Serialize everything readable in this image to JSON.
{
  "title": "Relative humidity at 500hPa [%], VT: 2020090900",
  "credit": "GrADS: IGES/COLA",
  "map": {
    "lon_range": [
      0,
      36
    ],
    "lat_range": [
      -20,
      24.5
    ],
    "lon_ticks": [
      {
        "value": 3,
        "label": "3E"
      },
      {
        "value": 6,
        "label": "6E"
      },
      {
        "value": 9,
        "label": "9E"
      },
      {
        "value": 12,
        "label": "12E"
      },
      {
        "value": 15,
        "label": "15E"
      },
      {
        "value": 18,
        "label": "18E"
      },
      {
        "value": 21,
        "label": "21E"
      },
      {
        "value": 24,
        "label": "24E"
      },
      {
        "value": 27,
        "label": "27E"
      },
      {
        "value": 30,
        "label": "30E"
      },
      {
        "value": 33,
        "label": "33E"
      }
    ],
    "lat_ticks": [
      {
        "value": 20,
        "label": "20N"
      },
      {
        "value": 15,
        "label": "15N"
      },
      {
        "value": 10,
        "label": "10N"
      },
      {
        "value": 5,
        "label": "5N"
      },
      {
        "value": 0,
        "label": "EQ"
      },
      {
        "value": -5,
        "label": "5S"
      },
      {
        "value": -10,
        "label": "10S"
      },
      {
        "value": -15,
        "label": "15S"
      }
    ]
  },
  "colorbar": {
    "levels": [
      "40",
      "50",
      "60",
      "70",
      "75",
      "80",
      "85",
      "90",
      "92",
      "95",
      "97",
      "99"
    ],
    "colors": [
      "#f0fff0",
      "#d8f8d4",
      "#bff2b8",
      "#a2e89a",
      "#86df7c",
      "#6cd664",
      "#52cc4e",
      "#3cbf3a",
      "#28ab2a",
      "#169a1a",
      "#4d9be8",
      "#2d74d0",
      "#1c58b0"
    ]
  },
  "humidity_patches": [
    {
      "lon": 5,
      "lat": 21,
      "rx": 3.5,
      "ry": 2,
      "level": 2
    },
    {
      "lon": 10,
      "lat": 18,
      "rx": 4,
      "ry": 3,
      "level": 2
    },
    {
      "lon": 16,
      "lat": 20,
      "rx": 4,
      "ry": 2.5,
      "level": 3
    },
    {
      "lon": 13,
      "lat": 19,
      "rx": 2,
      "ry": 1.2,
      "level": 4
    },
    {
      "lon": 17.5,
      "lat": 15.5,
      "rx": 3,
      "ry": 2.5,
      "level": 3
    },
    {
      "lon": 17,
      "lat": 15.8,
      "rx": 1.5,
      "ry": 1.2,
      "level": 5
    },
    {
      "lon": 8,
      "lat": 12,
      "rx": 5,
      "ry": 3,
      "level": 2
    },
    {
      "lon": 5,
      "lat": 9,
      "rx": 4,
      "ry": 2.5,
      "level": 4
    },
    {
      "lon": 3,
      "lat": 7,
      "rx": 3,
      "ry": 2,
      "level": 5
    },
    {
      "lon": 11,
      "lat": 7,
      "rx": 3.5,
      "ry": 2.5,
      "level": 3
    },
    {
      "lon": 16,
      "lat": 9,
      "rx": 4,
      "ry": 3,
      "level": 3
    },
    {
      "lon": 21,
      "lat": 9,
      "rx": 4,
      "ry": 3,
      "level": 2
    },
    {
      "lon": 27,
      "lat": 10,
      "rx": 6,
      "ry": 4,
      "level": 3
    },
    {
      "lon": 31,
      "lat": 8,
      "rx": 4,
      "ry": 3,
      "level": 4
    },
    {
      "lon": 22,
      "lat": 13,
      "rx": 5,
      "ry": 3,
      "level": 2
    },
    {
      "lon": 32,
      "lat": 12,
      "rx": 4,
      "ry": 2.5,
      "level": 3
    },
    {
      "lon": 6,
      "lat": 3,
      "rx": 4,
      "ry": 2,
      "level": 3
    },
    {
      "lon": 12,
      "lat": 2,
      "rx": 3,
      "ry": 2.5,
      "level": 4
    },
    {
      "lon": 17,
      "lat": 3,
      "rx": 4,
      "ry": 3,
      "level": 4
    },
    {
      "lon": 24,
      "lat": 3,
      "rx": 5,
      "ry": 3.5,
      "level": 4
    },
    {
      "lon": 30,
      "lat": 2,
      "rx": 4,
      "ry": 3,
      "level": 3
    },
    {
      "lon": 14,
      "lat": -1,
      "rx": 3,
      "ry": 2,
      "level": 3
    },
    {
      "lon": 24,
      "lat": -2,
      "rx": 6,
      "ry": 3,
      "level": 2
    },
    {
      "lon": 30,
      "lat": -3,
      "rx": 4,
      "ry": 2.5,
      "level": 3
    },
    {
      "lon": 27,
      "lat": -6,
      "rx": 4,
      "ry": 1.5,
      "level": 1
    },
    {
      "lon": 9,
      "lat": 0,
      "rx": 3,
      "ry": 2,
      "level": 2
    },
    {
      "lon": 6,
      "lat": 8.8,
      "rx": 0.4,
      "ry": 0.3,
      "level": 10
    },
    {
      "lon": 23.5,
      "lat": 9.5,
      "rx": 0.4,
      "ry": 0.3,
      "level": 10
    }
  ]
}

========================================

Problem description
Exactly reproduce all of the entries.

The output
Serialize everything readable in this image to JSON.
{
  "title": "Relative humidity at 500hPa [%], VT: 2020090900",
  "credit": "GrADS: IGES/COLA",
  "map": {
    "lon_range": [
      0,
      36
    ],
    "lat_range": [
      -20,
      24.5
    ],
    "lon_ticks": [
      {
        "value": 3,
        "label": "3E"
      },
      {
        "value": 6,
        "label": "6E"
      },
      {
        "value": 9,
        "label": "9E"
      },
      {
        "value": 12,
        "label": "12E"
      },
      {
        "value": 15,
        "label": "15E"
      },
      {
        "value": 18,
        "label": "18E"
      },
      {
        "value": 21,
        "label": "21E"
      },
      {
        "value": 24,
        "label": "24E"
      },
      {
        "value": 27,
        "label": "27E"
      },
      {
        "value": 30,
        "label": "30E"
      },
      {
        "value": 33,
        "label": "33E"
      }
    ],
    "lat_ticks": [
      {
        "value": 20,
        "label": "20N"
      },
      {
        "value": 15,
        "label": "15N"
      },
      {
        "value": 10,
        "label": "10N"
      },
      {
        "value": 5,
        "label": "5N"
      },
      {
        "value": 0,
        "label": "EQ"
      },
      {
        "value": -5,
        "label": "5S"
      },
      {
        "value": -10,
        "label": "10S"
      },
      {
        "value": -15,
        "label": "15S"
      }
    ]
  },
  "colorbar": {
    "levels": [
      "40",
      "50",
      "60",
      "70",
      "75",
      "80",
      "85",
      "90",
      "92",
      "95",
      "97",
      "99"
    ],
    "colors": [
      "#f0fff0",
      "#d8f8d4",
      "#bff2b8",
      "#a2e89a",
      "#86df7c",
      "#6cd664",
      "#52cc4e",
      "#3cbf3a",
      "#28ab2a",
      "#169a1a",
      "#4d9be8",
      "#2d74d0",
      "#1c58b0"
    ]
  },
  "humidity_patches": [
    {
      "lon": 5,
      "lat": 21,
      "rx": 3.5,
      "ry": 2,
      "level": 2
    },
    {
      "lon": 10,
      "lat": 18,
      "rx": 4,
      "ry": 3,
      "level": 2
    },
    {
      "lon": 16,
      "lat": 20,
      "rx": 4,
      "ry": 2.5,
      "level": 3
    },
    {
      "lon": 13,
      "lat": 19,
      "rx": 2,
      "ry": 1.2,
      "level": 4
    },
    {
      "lon": 17.5,
      "lat": 15.5,
      "rx": 3,
      "ry": 2.5,
      "level": 3
    },
    {
      "lon": 17,
      "lat": 15.8,
      "rx": 1.5,
      "ry": 1.2,
      "level": 5
    },
    {
      "lon": 8,
      "lat": 12,
      "rx": 5,
      "ry": 3,
      "level": 2
    },
    {
      "lon": 5,
      "lat": 9,
      "rx": 4,
      "ry": 2.5,
      "level": 4
    },
    {
      "lon": 3,
      "lat": 7,
      "rx": 3,
      "ry": 2,
      "level": 5
    },
    {
      "lon": 11,
      "lat": 7,
      "rx": 3.5,
      "ry": 2.5,
      "level": 3
    },
    {
      "lon": 16,
      "lat": 9,
      "rx": 4,
      "ry": 3,
      "level": 3
    },
    {
      "lon": 21,
      "lat": 9,
      "rx": 4,
      "ry": 3,
      "level": 2
    },
    {
      "lon": 27,
      "lat": 10,
      "rx": 6,
      "ry": 4,
      "level": 3
    },
    {
      "lon": 31,
      "lat": 8,
      "rx": 4,
      "ry": 3,
      "level": 4
    },
    {
      "lon": 22,
      "lat": 13,
      "rx": 5,
      "ry": 3,
      "level": 2
    },
    {
      "lon": 32,
      "lat": 12,
      "rx": 4,
      "ry": 2.5,
      "level": 3
    },
    {
      "lon": 6,
      "lat": 3,
      "rx": 4,
      "ry": 2,
      "level": 3
    },
    {
      "lon": 12,
      "lat": 2,
      "rx": 3,
      "ry": 2.5,
      "level": 4
    },
    {
      "lon": 17,
      "lat": 3,
      "rx": 4,
      "ry": 3,
      "level": 4
    },
    {
      "lon": 24,
      "lat": 3,
      "rx": 5,
      "ry": 3.5,
      "level": 4
    },
    {
      "lon": 30,
      "lat": 2,
      "rx": 4,
      "ry": 3,
      "level": 3
    },
    {
      "lon": 14,
      "lat": -1,
      "rx": 3,
      "ry": 2,
      "level": 3
    },
    {
      "lon": 24,
      "lat": -2,
      "rx": 6,
      "ry": 3,
      "level": 2
    },
    {
      "lon": 30,
      "lat": -3,
      "rx": 4,
      "ry": 2.5,
      "level": 3
    },
    {
      "lon": 27,
      "lat": -6,
      "rx": 4,
      "ry": 1.5,
      "level": 1
    },
    {
      "lon": 9,
      "lat": 0,
      "rx": 3,
      "ry": 2,
      "level": 2
    },
    {
      "lon": 6,
      "lat": 8.8,
      "rx": 0.4,
      "ry": 0.3,
      "level": 10
    },
    {
      "lon": 23.5,
      "lat": 9.5,
      "rx": 0.4,
      "ry": 0.3,
      "level": 10
    }
  ]
}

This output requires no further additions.